Chart and figure data
----

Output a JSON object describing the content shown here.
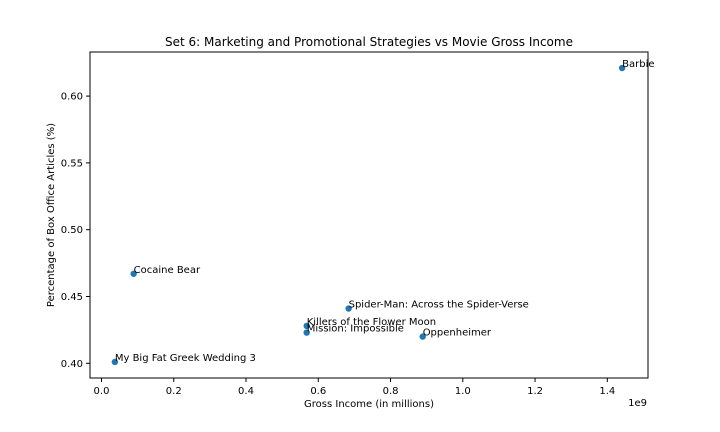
{
  "chart_data": {
    "type": "scatter",
    "title": "Set 6: Marketing and Promotional Strategies vs Movie Gross Income",
    "xlabel": "Gross Income (in millions)",
    "ylabel": "Percentage of Box Office Articles (%)",
    "x_offset_text": "1e9",
    "xlim": [
      -0.0318,
      1.5126
    ],
    "ylim": [
      0.389,
      0.633
    ],
    "x_ticks": [
      0.0,
      0.2,
      0.4,
      0.6,
      0.8,
      1.0,
      1.2,
      1.4
    ],
    "x_tick_labels": [
      "0.0",
      "0.2",
      "0.4",
      "0.6",
      "0.8",
      "1.0",
      "1.2",
      "1.4"
    ],
    "y_ticks": [
      0.4,
      0.45,
      0.5,
      0.55,
      0.6
    ],
    "y_tick_labels": [
      "0.40",
      "0.45",
      "0.50",
      "0.55",
      "0.60"
    ],
    "grid": false,
    "marker_color": "#1f77b4",
    "points": [
      {
        "label": "Barbie",
        "x": 1.441,
        "y": 0.621
      },
      {
        "label": "Cocaine Bear",
        "x": 0.089,
        "y": 0.467
      },
      {
        "label": "Spider-Man: Across the Spider-Verse",
        "x": 0.684,
        "y": 0.441
      },
      {
        "label": "Killers of the Flower Moon",
        "x": 0.568,
        "y": 0.428
      },
      {
        "label": "Mission: Impossible",
        "x": 0.568,
        "y": 0.423
      },
      {
        "label": "Oppenheimer",
        "x": 0.889,
        "y": 0.42
      },
      {
        "label": "My Big Fat Greek Wedding 3",
        "x": 0.037,
        "y": 0.401
      }
    ]
  }
}
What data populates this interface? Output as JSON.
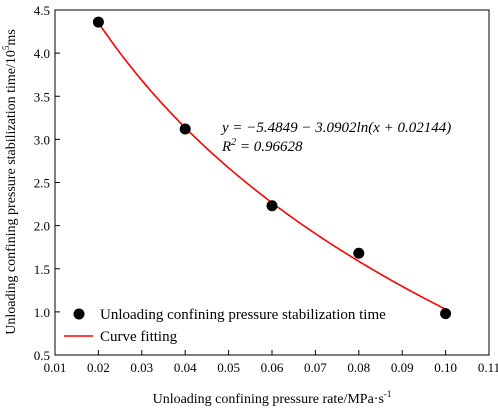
{
  "chart_data": {
    "type": "scatter",
    "xlabel_text": "Unloading confining pressure rate/MPa·s",
    "xlabel_sup": "-1",
    "ylabel_text": "Unloading confining pressure stabilization time/10",
    "ylabel_sup": "5",
    "ylabel_unit": "ms",
    "xlim": [
      0.01,
      0.11
    ],
    "ylim": [
      0.5,
      4.5
    ],
    "xticks": [
      "0.01",
      "0.02",
      "0.03",
      "0.04",
      "0.05",
      "0.06",
      "0.07",
      "0.08",
      "0.09",
      "0.10",
      "0.11"
    ],
    "yticks": [
      "0.5",
      "1.0",
      "1.5",
      "2.0",
      "2.5",
      "3.0",
      "3.5",
      "4.0",
      "4.5"
    ],
    "series": [
      {
        "name": "Unloading confining pressure stabilization time",
        "kind": "scatter",
        "color": "#000000",
        "x": [
          0.02,
          0.04,
          0.06,
          0.08,
          0.1
        ],
        "y": [
          4.36,
          3.12,
          2.23,
          1.68,
          0.98
        ]
      },
      {
        "name": "Curve fitting",
        "kind": "line",
        "color": "#ff0000",
        "a": -5.4849,
        "b": -3.0902,
        "c": 0.02144,
        "x_range": [
          0.02,
          0.1
        ]
      }
    ],
    "equation": "y = −5.4849 − 3.0902ln(x + 0.02144)",
    "r2_label": "R",
    "r2_sup": "2",
    "r2_value": " = 0.96628",
    "legend_position": "bottom-left",
    "grid": false
  }
}
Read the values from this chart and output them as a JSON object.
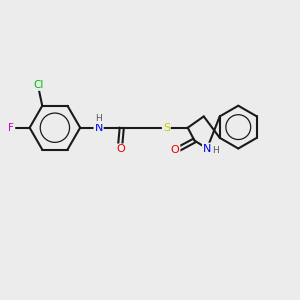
{
  "background_color": "#ececec",
  "bond_color": "#1a1a1a",
  "atom_colors": {
    "Cl": "#00bb00",
    "F": "#cc00cc",
    "N": "#0000ee",
    "O": "#ee0000",
    "S": "#cccc00",
    "H": "#555555",
    "C": "#1a1a1a"
  },
  "figsize": [
    3.0,
    3.0
  ],
  "dpi": 100
}
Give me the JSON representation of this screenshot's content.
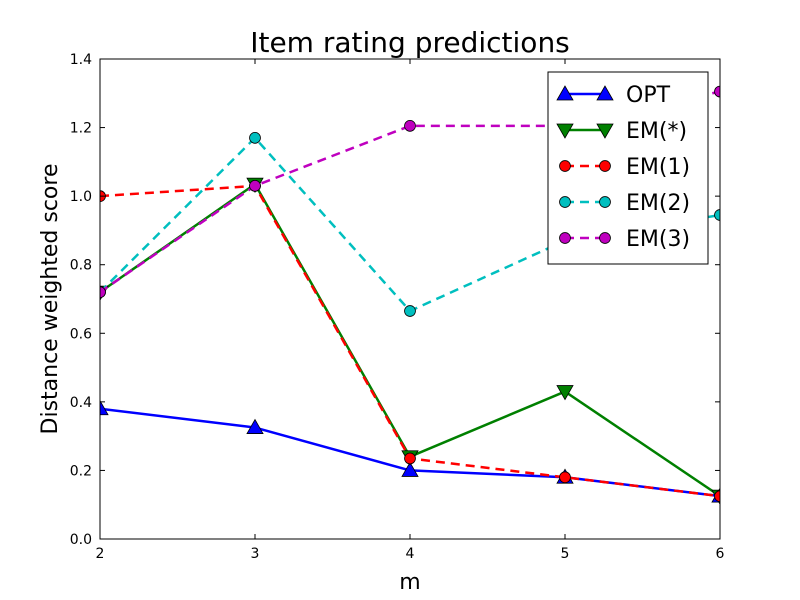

----

*EXERCISE BRIEF*: From the entries above, output every line exactly and omit any image.

*SOLUTION TO THIS EXERCISE*:
Output a JSON object describing the content shown here.
{
  "chart_data": {
    "type": "scatter",
    "title": "Set 6: Marketing and Promotional Strategies vs Movie Gross Income",
    "xlabel": "Gross Income (in millions)",
    "ylabel": "Percentage of Box Office Articles (%)",
    "x_offset_text": "1e9",
    "xlim": [
      -0.0318,
      1.5126
    ],
    "ylim": [
      0.389,
      0.633
    ],
    "x_ticks": [
      0.0,
      0.2,
      0.4,
      0.6,
      0.8,
      1.0,
      1.2,
      1.4
    ],
    "x_tick_labels": [
      "0.0",
      "0.2",
      "0.4",
      "0.6",
      "0.8",
      "1.0",
      "1.2",
      "1.4"
    ],
    "y_ticks": [
      0.4,
      0.45,
      0.5,
      0.55,
      0.6
    ],
    "y_tick_labels": [
      "0.40",
      "0.45",
      "0.50",
      "0.55",
      "0.60"
    ],
    "grid": false,
    "marker_color": "#1f77b4",
    "points": [
      {
        "label": "Barbie",
        "x": 1.441,
        "y": 0.621
      },
      {
        "label": "Cocaine Bear",
        "x": 0.089,
        "y": 0.467
      },
      {
        "label": "Spider-Man: Across the Spider-Verse",
        "x": 0.684,
        "y": 0.441
      },
      {
        "label": "Killers of the Flower Moon",
        "x": 0.568,
        "y": 0.428
      },
      {
        "label": "Mission: Impossible",
        "x": 0.568,
        "y": 0.423
      },
      {
        "label": "Oppenheimer",
        "x": 0.889,
        "y": 0.42
      },
      {
        "label": "My Big Fat Greek Wedding 3",
        "x": 0.037,
        "y": 0.401
      }
    ]
  }
}
What data populates this interface? Output as JSON.
{
  "chart_data": {
    "type": "scatter",
    "xlabel_text": "Unloading confining pressure rate/MPa·s",
    "xlabel_sup": "-1",
    "ylabel_text": "Unloading confining pressure stabilization time/10",
    "ylabel_sup": "5",
    "ylabel_unit": "ms",
    "xlim": [
      0.01,
      0.11
    ],
    "ylim": [
      0.5,
      4.5
    ],
    "xticks": [
      "0.01",
      "0.02",
      "0.03",
      "0.04",
      "0.05",
      "0.06",
      "0.07",
      "0.08",
      "0.09",
      "0.10",
      "0.11"
    ],
    "yticks": [
      "0.5",
      "1.0",
      "1.5",
      "2.0",
      "2.5",
      "3.0",
      "3.5",
      "4.0",
      "4.5"
    ],
    "series": [
      {
        "name": "Unloading confining pressure stabilization time",
        "kind": "scatter",
        "color": "#000000",
        "x": [
          0.02,
          0.04,
          0.06,
          0.08,
          0.1
        ],
        "y": [
          4.36,
          3.12,
          2.23,
          1.68,
          0.98
        ]
      },
      {
        "name": "Curve fitting",
        "kind": "line",
        "color": "#ff0000",
        "a": -5.4849,
        "b": -3.0902,
        "c": 0.02144,
        "x_range": [
          0.02,
          0.1
        ]
      }
    ],
    "equation": "y = −5.4849 − 3.0902ln(x + 0.02144)",
    "r2_label": "R",
    "r2_sup": "2",
    "r2_value": " = 0.96628",
    "legend_position": "bottom-left",
    "grid": false
  }
}
Read the values from this chart and output them as a JSON object.
{
  "background_color": "#ececec",
  "bond_color": "#1a1a1a",
  "atom_colors": {
    "Cl": "#00bb00",
    "F": "#cc00cc",
    "N": "#0000ee",
    "O": "#ee0000",
    "S": "#cccc00",
    "H": "#555555",
    "C": "#1a1a1a"
  },
  "figsize": [
    3.0,
    3.0
  ],
  "dpi": 100
}
Give me the JSON representation of this screenshot's content.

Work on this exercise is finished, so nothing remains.